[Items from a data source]
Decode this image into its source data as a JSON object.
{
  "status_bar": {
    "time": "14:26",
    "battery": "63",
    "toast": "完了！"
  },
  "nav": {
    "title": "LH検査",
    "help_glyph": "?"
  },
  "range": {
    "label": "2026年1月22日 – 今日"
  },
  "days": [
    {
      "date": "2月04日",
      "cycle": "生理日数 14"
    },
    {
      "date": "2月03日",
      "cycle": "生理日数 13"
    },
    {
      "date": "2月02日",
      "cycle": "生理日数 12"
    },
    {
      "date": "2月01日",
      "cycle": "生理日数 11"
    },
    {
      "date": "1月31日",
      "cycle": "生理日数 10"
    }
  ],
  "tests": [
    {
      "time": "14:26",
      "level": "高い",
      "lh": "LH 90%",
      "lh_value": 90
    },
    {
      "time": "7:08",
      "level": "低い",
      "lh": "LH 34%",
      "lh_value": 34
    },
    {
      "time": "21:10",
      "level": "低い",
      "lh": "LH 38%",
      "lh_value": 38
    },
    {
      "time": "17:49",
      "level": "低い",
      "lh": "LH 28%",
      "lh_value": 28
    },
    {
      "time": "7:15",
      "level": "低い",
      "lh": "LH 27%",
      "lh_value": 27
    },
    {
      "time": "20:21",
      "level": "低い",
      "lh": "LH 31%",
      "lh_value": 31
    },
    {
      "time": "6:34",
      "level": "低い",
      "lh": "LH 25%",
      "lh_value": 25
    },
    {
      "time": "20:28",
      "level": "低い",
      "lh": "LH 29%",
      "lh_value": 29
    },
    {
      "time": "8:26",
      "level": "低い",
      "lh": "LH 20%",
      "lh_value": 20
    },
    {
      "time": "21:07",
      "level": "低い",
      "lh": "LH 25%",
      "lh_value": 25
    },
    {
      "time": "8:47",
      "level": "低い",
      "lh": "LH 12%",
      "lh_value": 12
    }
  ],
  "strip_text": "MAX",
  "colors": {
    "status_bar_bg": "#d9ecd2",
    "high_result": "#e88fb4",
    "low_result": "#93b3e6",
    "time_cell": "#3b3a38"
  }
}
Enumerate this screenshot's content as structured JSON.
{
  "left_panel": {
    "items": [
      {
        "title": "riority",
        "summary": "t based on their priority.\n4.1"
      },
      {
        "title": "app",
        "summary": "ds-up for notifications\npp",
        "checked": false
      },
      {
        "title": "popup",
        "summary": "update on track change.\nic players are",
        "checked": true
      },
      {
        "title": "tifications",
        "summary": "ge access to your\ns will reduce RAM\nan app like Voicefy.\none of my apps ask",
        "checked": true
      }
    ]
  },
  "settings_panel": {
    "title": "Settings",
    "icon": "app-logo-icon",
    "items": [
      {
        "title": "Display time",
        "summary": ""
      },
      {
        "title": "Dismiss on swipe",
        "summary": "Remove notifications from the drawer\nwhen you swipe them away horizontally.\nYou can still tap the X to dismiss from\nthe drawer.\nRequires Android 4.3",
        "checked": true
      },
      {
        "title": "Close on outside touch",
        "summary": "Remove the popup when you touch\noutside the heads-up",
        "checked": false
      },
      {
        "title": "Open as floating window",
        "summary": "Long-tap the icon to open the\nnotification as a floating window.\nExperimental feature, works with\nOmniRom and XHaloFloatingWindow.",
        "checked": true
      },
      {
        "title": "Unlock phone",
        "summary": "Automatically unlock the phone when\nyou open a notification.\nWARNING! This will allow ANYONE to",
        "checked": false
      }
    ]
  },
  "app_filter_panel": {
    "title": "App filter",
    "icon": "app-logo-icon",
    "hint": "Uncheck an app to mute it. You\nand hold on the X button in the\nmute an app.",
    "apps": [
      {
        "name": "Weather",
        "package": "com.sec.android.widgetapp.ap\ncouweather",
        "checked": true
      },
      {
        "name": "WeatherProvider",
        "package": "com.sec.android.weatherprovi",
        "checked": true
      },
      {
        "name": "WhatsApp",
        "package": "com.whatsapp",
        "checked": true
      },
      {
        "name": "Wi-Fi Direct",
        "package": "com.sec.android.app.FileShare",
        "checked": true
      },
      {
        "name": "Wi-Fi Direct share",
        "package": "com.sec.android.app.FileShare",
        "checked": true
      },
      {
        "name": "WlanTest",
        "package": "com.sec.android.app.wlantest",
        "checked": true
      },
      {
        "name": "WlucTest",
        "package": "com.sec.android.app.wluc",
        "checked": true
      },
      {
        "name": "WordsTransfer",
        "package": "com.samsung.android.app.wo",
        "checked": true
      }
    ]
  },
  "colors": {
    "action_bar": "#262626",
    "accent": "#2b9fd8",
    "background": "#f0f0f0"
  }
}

## Exercise description
Your task is to repeat every line exactly.

## Answer to this problem
Decode this image into its source data as a JSON object.
{
  "status_bar": {
    "time": "14:26",
    "battery": "63",
    "toast": "完了！"
  },
  "nav": {
    "title": "LH検査",
    "help_glyph": "?"
  },
  "range": {
    "label": "2026年1月22日 – 今日"
  },
  "days": [
    {
      "date": "2月04日",
      "cycle": "生理日数 14"
    },
    {
      "date": "2月03日",
      "cycle": "生理日数 13"
    },
    {
      "date": "2月02日",
      "cycle": "生理日数 12"
    },
    {
      "date": "2月01日",
      "cycle": "生理日数 11"
    },
    {
      "date": "1月31日",
      "cycle": "生理日数 10"
    }
  ],
  "tests": [
    {
      "time": "14:26",
      "level": "高い",
      "lh": "LH 90%",
      "lh_value": 90
    },
    {
      "time": "7:08",
      "level": "低い",
      "lh": "LH 34%",
      "lh_value": 34
    },
    {
      "time": "21:10",
      "level": "低い",
      "lh": "LH 38%",
      "lh_value": 38
    },
    {
      "time": "17:49",
      "level": "低い",
      "lh": "LH 28%",
      "lh_value": 28
    },
    {
      "time": "7:15",
      "level": "低い",
      "lh": "LH 27%",
      "lh_value": 27
    },
    {
      "time": "20:21",
      "level": "低い",
      "lh": "LH 31%",
      "lh_value": 31
    },
    {
      "time": "6:34",
      "level": "低い",
      "lh": "LH 25%",
      "lh_value": 25
    },
    {
      "time": "20:28",
      "level": "低い",
      "lh": "LH 29%",
      "lh_value": 29
    },
    {
      "time": "8:26",
      "level": "低い",
      "lh": "LH 20%",
      "lh_value": 20
    },
    {
      "time": "21:07",
      "level": "低い",
      "lh": "LH 25%",
      "lh_value": 25
    },
    {
      "time": "8:47",
      "level": "低い",
      "lh": "LH 12%",
      "lh_value": 12
    }
  ],
  "strip_text": "MAX",
  "colors": {
    "status_bar_bg": "#d9ecd2",
    "high_result": "#e88fb4",
    "low_result": "#93b3e6",
    "time_cell": "#3b3a38"
  }
}
Enumerate this screenshot's content as structured JSON.
{
  "left_panel": {
    "items": [
      {
        "title": "riority",
        "summary": "t based on their priority.\n4.1"
      },
      {
        "title": "app",
        "summary": "ds-up for notifications\npp",
        "checked": false
      },
      {
        "title": "popup",
        "summary": "update on track change.\nic players are",
        "checked": true
      },
      {
        "title": "tifications",
        "summary": "ge access to your\ns will reduce RAM\nan app like Voicefy.\none of my apps ask",
        "checked": true
      }
    ]
  },
  "settings_panel": {
    "title": "Settings",
    "icon": "app-logo-icon",
    "items": [
      {
        "title": "Display time",
        "summary": ""
      },
      {
        "title": "Dismiss on swipe",
        "summary": "Remove notifications from the drawer\nwhen you swipe them away horizontally.\nYou can still tap the X to dismiss from\nthe drawer.\nRequires Android 4.3",
        "checked": true
      },
      {
        "title": "Close on outside touch",
        "summary": "Remove the popup when you touch\noutside the heads-up",
        "checked": false
      },
      {
        "title": "Open as floating window",
        "summary": "Long-tap the icon to open the\nnotification as a floating window.\nExperimental feature, works with\nOmniRom and XHaloFloatingWindow.",
        "checked": true
      },
      {
        "title": "Unlock phone",
        "summary": "Automatically unlock the phone when\nyou open a notification.\nWARNING! This will allow ANYONE to",
        "checked": false
      }
    ]
  },
  "app_filter_panel": {
    "title": "App filter",
    "icon": "app-logo-icon",
    "hint": "Uncheck an app to mute it. You\nand hold on the X button in the\nmute an app.",
    "apps": [
      {
        "name": "Weather",
        "package": "com.sec.android.widgetapp.ap\ncouweather",
        "checked": true
      },
      {
        "name": "WeatherProvider",
        "package": "com.sec.android.weatherprovi",
        "checked": true
      },
      {
        "name": "WhatsApp",
        "package": "com.whatsapp",
        "checked": true
      },
      {
        "name": "Wi-Fi Direct",
        "package": "com.sec.android.app.FileShare",
        "checked": true
      },
      {
        "name": "Wi-Fi Direct share",
        "package": "com.sec.android.app.FileShare",
        "checked": true
      },
      {
        "name": "WlanTest",
        "package": "com.sec.android.app.wlantest",
        "checked": true
      },
      {
        "name": "WlucTest",
        "package": "com.sec.android.app.wluc",
        "checked": true
      },
      {
        "name": "WordsTransfer",
        "package": "com.samsung.android.app.wo",
        "checked": true
      }
    ]
  },
  "colors": {
    "action_bar": "#262626",
    "accent": "#2b9fd8",
    "background": "#f0f0f0"
  }
}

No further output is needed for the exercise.